> [Given data]:
--- begin ---

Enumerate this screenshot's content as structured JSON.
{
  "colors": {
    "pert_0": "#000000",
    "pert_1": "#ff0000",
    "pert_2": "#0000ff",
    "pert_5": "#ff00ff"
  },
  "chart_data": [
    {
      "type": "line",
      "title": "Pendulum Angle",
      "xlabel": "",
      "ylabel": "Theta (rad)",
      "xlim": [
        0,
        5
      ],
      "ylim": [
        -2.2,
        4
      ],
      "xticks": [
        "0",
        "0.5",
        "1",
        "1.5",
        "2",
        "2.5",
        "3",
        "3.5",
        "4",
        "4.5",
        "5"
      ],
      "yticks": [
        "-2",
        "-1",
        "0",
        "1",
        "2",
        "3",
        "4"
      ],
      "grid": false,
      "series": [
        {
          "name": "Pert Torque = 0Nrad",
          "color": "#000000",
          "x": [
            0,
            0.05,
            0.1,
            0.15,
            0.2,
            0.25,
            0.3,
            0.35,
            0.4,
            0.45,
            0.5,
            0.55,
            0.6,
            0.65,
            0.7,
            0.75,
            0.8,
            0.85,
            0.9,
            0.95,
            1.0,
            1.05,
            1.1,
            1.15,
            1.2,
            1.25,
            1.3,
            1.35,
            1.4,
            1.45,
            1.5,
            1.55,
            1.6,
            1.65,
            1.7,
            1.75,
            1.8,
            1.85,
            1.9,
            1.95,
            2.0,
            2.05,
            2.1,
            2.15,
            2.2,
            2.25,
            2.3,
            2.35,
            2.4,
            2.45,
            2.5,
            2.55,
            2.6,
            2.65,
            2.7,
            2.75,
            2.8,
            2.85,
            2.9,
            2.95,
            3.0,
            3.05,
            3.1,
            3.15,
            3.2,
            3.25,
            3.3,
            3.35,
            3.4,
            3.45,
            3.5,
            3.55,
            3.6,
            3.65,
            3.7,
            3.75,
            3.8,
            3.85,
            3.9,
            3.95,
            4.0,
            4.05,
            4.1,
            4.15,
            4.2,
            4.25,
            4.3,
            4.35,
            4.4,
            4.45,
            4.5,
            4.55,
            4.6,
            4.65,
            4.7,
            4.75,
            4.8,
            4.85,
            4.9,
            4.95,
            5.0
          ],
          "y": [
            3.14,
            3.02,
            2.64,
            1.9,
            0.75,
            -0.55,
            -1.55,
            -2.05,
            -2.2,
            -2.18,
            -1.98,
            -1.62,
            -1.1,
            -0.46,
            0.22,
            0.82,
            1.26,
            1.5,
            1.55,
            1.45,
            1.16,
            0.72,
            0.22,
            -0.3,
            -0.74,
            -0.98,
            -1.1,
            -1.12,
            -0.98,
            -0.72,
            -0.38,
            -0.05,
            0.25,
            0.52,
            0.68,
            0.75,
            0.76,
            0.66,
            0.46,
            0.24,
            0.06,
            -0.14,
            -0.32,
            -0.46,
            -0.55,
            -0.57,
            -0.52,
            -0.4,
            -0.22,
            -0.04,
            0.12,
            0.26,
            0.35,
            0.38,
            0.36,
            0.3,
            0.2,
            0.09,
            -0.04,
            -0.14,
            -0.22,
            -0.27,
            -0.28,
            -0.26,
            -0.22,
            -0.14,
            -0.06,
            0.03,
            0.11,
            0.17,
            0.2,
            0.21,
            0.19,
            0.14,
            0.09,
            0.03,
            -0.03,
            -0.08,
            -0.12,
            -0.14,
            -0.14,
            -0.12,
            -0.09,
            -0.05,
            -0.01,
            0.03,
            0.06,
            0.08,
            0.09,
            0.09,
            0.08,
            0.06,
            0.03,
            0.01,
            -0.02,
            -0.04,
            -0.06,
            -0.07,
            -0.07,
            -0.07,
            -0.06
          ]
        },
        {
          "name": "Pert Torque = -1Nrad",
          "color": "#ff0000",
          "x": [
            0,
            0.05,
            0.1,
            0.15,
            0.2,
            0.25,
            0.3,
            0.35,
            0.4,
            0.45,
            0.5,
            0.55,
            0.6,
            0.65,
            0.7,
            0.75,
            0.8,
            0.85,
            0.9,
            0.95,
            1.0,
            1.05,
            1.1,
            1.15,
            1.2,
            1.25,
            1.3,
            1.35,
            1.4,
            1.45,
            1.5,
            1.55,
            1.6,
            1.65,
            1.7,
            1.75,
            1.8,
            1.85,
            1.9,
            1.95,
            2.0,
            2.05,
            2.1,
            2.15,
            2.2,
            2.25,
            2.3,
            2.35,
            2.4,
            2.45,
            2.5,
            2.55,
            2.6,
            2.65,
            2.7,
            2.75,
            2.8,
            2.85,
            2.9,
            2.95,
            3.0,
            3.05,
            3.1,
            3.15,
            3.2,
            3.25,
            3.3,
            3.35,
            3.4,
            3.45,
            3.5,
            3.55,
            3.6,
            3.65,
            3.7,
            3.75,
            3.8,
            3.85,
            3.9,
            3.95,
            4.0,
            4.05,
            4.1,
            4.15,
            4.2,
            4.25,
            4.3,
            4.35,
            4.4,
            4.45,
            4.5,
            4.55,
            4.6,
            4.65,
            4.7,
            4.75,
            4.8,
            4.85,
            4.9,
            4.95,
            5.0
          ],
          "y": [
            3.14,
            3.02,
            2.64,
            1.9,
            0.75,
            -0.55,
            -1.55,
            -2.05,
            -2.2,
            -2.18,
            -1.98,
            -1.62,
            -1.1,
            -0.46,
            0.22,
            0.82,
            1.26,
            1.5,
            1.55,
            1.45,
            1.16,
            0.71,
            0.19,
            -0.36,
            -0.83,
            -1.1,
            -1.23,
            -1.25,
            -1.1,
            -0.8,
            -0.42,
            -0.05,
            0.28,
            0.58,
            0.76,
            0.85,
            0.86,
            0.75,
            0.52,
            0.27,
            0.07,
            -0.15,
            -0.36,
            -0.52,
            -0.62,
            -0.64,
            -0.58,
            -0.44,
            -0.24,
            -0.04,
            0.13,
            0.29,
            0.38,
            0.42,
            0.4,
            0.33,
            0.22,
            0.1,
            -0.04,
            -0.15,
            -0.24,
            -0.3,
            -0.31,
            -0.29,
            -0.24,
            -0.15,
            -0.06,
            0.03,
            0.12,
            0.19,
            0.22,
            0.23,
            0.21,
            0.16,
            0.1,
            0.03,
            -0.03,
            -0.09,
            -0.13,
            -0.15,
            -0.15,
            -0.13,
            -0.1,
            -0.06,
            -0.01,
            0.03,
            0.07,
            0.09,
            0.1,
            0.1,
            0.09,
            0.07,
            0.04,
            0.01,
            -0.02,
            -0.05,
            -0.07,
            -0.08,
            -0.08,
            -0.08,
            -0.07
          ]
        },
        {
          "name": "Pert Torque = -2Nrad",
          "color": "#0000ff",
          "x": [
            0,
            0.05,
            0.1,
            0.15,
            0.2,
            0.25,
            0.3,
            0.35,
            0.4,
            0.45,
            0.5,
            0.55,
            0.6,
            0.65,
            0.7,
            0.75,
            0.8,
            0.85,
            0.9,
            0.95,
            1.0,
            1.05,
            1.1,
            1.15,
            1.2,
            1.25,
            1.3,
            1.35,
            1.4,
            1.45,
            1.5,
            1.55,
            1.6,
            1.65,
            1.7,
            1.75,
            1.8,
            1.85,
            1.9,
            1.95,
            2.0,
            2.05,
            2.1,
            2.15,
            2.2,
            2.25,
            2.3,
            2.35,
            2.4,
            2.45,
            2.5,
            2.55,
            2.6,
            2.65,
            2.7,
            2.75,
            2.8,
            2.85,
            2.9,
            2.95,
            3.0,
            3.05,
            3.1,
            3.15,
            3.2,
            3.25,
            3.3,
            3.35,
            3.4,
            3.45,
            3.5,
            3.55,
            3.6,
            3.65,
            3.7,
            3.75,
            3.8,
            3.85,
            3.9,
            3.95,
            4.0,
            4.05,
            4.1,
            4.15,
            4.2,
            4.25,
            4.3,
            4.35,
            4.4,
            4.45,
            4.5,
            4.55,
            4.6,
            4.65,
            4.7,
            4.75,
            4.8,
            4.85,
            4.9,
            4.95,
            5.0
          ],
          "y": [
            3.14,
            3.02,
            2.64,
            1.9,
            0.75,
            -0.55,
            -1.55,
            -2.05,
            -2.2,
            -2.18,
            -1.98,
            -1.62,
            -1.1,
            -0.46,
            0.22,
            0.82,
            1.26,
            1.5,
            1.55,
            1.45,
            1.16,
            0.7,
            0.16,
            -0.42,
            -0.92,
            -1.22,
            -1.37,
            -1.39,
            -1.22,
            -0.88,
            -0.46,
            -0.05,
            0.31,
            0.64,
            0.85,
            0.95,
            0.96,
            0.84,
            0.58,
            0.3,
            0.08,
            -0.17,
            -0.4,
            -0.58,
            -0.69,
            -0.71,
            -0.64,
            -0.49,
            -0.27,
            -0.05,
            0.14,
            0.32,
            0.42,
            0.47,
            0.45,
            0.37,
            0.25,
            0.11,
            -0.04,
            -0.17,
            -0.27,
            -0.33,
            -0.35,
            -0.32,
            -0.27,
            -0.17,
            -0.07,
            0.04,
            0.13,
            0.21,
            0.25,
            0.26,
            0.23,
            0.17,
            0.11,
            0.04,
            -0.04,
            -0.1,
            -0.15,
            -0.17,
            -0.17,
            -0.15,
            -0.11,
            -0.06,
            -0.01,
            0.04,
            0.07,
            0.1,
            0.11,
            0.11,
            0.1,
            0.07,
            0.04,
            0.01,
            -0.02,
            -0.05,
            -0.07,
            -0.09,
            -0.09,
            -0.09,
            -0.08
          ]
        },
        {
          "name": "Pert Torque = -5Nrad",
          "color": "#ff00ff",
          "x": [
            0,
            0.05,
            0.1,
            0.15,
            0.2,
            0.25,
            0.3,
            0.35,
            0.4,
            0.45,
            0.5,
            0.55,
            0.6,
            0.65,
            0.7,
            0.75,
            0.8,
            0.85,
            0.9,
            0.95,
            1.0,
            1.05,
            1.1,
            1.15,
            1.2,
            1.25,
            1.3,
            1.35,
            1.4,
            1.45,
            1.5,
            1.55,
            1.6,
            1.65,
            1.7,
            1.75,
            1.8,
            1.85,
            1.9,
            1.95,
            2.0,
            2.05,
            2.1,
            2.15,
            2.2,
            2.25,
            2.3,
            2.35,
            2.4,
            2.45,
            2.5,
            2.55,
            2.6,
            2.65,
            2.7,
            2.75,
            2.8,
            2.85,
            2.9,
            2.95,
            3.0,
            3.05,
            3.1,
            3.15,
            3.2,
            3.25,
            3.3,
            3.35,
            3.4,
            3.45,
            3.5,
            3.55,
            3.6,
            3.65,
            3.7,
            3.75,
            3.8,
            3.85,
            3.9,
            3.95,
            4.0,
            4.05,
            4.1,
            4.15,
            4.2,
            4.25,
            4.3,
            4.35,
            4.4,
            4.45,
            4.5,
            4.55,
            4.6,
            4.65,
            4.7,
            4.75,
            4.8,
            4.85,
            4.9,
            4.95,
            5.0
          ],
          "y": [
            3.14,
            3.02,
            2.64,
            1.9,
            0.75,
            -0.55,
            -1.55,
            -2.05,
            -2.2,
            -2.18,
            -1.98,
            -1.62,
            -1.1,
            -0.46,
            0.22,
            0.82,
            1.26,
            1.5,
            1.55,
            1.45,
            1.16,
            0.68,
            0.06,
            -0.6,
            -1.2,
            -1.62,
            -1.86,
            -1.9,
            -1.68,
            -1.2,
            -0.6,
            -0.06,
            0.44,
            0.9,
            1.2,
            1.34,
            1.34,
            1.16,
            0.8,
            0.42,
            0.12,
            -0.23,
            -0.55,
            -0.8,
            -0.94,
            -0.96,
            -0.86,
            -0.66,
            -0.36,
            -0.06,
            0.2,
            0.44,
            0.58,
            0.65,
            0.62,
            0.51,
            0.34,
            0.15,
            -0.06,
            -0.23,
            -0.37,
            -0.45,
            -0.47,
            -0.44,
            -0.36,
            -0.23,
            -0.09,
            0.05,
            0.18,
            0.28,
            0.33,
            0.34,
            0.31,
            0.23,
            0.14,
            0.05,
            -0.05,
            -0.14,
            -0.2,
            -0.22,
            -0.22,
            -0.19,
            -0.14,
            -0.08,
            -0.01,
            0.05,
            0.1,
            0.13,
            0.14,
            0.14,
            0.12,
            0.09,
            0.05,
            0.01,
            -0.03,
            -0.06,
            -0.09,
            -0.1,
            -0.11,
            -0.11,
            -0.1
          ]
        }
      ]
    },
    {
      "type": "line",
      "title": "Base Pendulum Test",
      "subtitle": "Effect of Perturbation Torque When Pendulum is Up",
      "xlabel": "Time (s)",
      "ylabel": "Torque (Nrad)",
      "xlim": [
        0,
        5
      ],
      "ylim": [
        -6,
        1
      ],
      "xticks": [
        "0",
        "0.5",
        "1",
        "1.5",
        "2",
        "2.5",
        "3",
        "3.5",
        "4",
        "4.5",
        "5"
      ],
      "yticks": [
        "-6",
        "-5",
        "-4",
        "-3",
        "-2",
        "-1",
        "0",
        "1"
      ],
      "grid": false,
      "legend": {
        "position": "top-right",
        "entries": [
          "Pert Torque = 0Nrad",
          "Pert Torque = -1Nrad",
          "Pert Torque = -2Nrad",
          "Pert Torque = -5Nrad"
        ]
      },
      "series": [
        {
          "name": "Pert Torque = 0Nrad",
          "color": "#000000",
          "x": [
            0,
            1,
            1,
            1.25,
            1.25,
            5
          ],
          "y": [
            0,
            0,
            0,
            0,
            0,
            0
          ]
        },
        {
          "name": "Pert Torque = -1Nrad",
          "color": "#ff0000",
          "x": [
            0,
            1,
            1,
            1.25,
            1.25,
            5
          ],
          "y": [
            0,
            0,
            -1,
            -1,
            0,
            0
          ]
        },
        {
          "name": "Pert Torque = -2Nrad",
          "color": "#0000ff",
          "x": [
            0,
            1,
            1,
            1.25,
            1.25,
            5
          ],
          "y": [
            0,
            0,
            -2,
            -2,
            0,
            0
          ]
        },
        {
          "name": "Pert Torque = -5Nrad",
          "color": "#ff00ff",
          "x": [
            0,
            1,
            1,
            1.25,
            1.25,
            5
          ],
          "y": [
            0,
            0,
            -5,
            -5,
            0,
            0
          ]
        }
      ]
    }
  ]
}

--- end ---

> [Instructions for the task]:
Looking at the listing above, how many of its lines contain the string "ylabel"? Give the number alone.

> [Task result]:
2